Records supplied.
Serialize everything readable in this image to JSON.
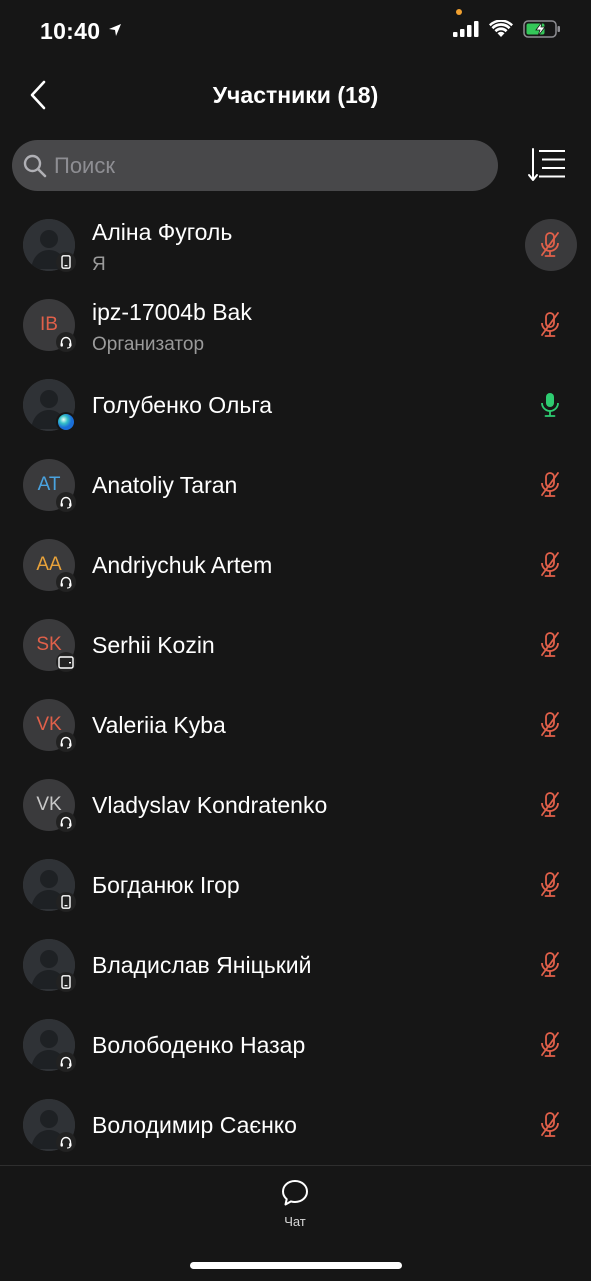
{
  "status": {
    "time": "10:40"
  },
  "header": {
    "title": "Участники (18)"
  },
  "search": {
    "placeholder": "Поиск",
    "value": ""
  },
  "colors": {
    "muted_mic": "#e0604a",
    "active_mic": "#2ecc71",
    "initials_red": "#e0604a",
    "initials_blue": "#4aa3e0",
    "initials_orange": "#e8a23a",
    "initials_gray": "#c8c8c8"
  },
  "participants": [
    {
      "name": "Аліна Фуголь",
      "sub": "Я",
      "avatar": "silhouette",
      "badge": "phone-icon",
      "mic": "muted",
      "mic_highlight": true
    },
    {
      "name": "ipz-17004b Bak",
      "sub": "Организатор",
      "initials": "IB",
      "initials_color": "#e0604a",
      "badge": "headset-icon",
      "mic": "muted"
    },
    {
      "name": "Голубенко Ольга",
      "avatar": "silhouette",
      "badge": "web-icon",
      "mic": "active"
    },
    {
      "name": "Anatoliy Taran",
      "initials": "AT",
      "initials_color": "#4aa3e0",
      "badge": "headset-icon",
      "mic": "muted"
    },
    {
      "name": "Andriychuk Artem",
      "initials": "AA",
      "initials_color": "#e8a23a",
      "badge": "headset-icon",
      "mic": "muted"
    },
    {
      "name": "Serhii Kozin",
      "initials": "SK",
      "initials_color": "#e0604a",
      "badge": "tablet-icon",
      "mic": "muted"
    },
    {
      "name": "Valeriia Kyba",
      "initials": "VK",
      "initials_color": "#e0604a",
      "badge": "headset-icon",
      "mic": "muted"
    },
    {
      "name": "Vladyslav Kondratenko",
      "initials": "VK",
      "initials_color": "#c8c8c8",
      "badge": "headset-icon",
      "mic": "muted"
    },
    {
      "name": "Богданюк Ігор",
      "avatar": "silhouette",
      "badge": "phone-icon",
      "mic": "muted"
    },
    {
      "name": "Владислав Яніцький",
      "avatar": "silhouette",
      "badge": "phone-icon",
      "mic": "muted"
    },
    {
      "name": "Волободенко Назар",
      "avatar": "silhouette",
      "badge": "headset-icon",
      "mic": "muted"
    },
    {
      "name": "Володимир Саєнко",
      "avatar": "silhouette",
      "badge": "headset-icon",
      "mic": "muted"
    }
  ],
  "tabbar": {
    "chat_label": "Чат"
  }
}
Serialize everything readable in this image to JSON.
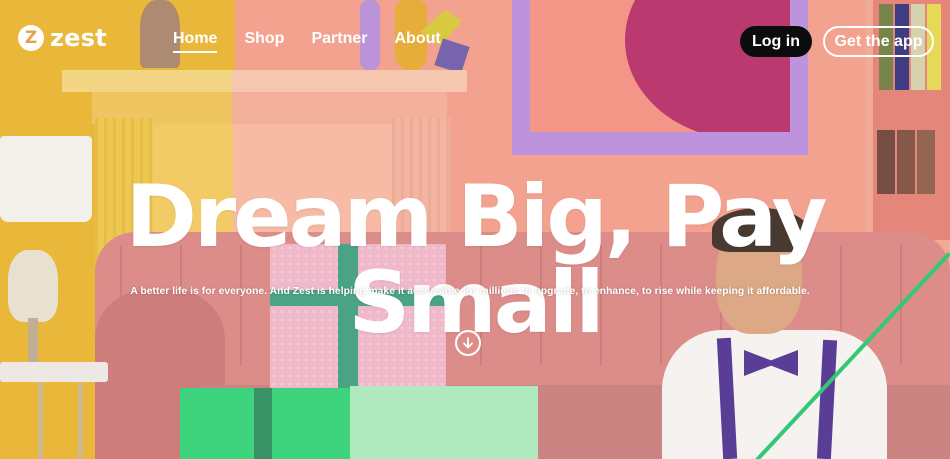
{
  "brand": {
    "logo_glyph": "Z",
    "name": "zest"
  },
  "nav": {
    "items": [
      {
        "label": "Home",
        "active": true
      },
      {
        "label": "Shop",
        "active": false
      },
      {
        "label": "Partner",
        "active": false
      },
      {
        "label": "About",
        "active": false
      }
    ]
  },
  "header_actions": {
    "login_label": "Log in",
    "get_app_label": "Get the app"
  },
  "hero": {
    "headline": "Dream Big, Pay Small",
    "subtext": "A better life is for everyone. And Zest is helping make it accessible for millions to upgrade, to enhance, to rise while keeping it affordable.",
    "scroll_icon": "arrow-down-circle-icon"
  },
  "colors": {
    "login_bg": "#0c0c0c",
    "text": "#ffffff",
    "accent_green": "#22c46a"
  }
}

Goal of the exercise. Return every line of the records exactly as given, pictures excluded.

Answer to this problem.
Serialize everything readable in this image to JSON.
{
  "status": {
    "time": "10:40"
  },
  "header": {
    "title": "Участники (18)"
  },
  "search": {
    "placeholder": "Поиск",
    "value": ""
  },
  "colors": {
    "muted_mic": "#e0604a",
    "active_mic": "#2ecc71",
    "initials_red": "#e0604a",
    "initials_blue": "#4aa3e0",
    "initials_orange": "#e8a23a",
    "initials_gray": "#c8c8c8"
  },
  "participants": [
    {
      "name": "Аліна Фуголь",
      "sub": "Я",
      "avatar": "silhouette",
      "badge": "phone-icon",
      "mic": "muted",
      "mic_highlight": true
    },
    {
      "name": "ipz-17004b Bak",
      "sub": "Организатор",
      "initials": "IB",
      "initials_color": "#e0604a",
      "badge": "headset-icon",
      "mic": "muted"
    },
    {
      "name": "Голубенко Ольга",
      "avatar": "silhouette",
      "badge": "web-icon",
      "mic": "active"
    },
    {
      "name": "Anatoliy Taran",
      "initials": "AT",
      "initials_color": "#4aa3e0",
      "badge": "headset-icon",
      "mic": "muted"
    },
    {
      "name": "Andriychuk Artem",
      "initials": "AA",
      "initials_color": "#e8a23a",
      "badge": "headset-icon",
      "mic": "muted"
    },
    {
      "name": "Serhii Kozin",
      "initials": "SK",
      "initials_color": "#e0604a",
      "badge": "tablet-icon",
      "mic": "muted"
    },
    {
      "name": "Valeriia Kyba",
      "initials": "VK",
      "initials_color": "#e0604a",
      "badge": "headset-icon",
      "mic": "muted"
    },
    {
      "name": "Vladyslav Kondratenko",
      "initials": "VK",
      "initials_color": "#c8c8c8",
      "badge": "headset-icon",
      "mic": "muted"
    },
    {
      "name": "Богданюк Ігор",
      "avatar": "silhouette",
      "badge": "phone-icon",
      "mic": "muted"
    },
    {
      "name": "Владислав Яніцький",
      "avatar": "silhouette",
      "badge": "phone-icon",
      "mic": "muted"
    },
    {
      "name": "Волободенко Назар",
      "avatar": "silhouette",
      "badge": "headset-icon",
      "mic": "muted"
    },
    {
      "name": "Володимир Саєнко",
      "avatar": "silhouette",
      "badge": "headset-icon",
      "mic": "muted"
    }
  ],
  "tabbar": {
    "chat_label": "Чат"
  }
}
Serialize everything readable in this image to JSON.
{
  "brand": {
    "logo_glyph": "Z",
    "name": "zest"
  },
  "nav": {
    "items": [
      {
        "label": "Home",
        "active": true
      },
      {
        "label": "Shop",
        "active": false
      },
      {
        "label": "Partner",
        "active": false
      },
      {
        "label": "About",
        "active": false
      }
    ]
  },
  "header_actions": {
    "login_label": "Log in",
    "get_app_label": "Get the app"
  },
  "hero": {
    "headline": "Dream Big, Pay Small",
    "subtext": "A better life is for everyone. And Zest is helping make it accessible for millions to upgrade, to enhance, to rise while keeping it affordable.",
    "scroll_icon": "arrow-down-circle-icon"
  },
  "colors": {
    "login_bg": "#0c0c0c",
    "text": "#ffffff",
    "accent_green": "#22c46a"
  }
}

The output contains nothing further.